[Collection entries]

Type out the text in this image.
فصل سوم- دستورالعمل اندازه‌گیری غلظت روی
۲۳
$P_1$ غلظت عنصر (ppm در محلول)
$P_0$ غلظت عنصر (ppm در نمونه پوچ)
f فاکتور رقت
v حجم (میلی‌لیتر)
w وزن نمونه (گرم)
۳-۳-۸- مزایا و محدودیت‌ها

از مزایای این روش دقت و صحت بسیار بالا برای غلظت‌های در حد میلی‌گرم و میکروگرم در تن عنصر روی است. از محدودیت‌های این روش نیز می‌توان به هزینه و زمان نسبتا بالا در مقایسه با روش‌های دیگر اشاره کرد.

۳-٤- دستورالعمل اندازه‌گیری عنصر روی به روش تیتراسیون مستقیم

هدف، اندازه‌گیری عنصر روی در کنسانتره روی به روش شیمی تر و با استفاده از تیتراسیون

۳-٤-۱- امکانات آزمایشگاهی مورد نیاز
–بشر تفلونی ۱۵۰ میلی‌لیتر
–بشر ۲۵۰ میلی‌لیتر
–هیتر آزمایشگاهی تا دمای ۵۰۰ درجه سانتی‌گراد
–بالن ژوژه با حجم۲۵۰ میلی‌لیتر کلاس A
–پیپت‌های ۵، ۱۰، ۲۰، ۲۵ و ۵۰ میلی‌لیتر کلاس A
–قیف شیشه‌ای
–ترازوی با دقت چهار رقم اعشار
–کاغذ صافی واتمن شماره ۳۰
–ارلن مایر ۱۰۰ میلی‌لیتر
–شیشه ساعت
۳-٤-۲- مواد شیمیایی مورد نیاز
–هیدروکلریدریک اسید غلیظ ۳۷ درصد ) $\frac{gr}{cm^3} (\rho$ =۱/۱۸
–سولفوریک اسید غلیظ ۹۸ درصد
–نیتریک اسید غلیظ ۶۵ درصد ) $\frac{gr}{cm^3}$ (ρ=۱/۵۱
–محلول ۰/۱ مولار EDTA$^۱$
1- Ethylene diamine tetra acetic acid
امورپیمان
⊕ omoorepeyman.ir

**Task prompt:** Print the records once more, exactly as they were given.

**Result of this task:**
Type out the text in this image.
فصل سوم- دستورالعمل اندازه‌گیری غلظت روی
۲۳
$P_1$ غلظت عنصر (ppm در محلول)
$P_0$ غلظت عنصر (ppm در نمونه پوچ)
f فاکتور رقت
v حجم (میلی‌لیتر)
w وزن نمونه (گرم)
۳-۳-۸- مزایا و محدودیت‌ها

از مزایای این روش دقت و صحت بسیار بالا برای غلظت‌های در حد میلی‌گرم و میکروگرم در تن عنصر روی است. از محدودیت‌های این روش نیز می‌توان به هزینه و زمان نسبتا بالا در مقایسه با روش‌های دیگر اشاره کرد.

۳-٤- دستورالعمل اندازه‌گیری عنصر روی به روش تیتراسیون مستقیم

هدف، اندازه‌گیری عنصر روی در کنسانتره روی به روش شیمی تر و با استفاده از تیتراسیون

۳-٤-۱- امکانات آزمایشگاهی مورد نیاز
–بشر تفلونی ۱۵۰ میلی‌لیتر
–بشر ۲۵۰ میلی‌لیتر
–هیتر آزمایشگاهی تا دمای ۵۰۰ درجه سانتی‌گراد
–بالن ژوژه با حجم۲۵۰ میلی‌لیتر کلاس A
–پیپت‌های ۵، ۱۰، ۲۰، ۲۵ و ۵۰ میلی‌لیتر کلاس A
–قیف شیشه‌ای
–ترازوی با دقت چهار رقم اعشار
–کاغذ صافی واتمن شماره ۳۰
–ارلن مایر ۱۰۰ میلی‌لیتر
–شیشه ساعت
۳-٤-۲- مواد شیمیایی مورد نیاز
–هیدروکلریدریک اسید غلیظ ۳۷ درصد ) $\frac{gr}{cm^3} (\rho$ =۱/۱۸
–سولفوریک اسید غلیظ ۹۸ درصد
–نیتریک اسید غلیظ ۶۵ درصد ) $\frac{gr}{cm^3}$ (ρ=۱/۵۱
–محلول ۰/۱ مولار EDTA$^۱$
1- Ethylene diamine tetra acetic acid
امورپیمان
⊕ omoorepeyman.ir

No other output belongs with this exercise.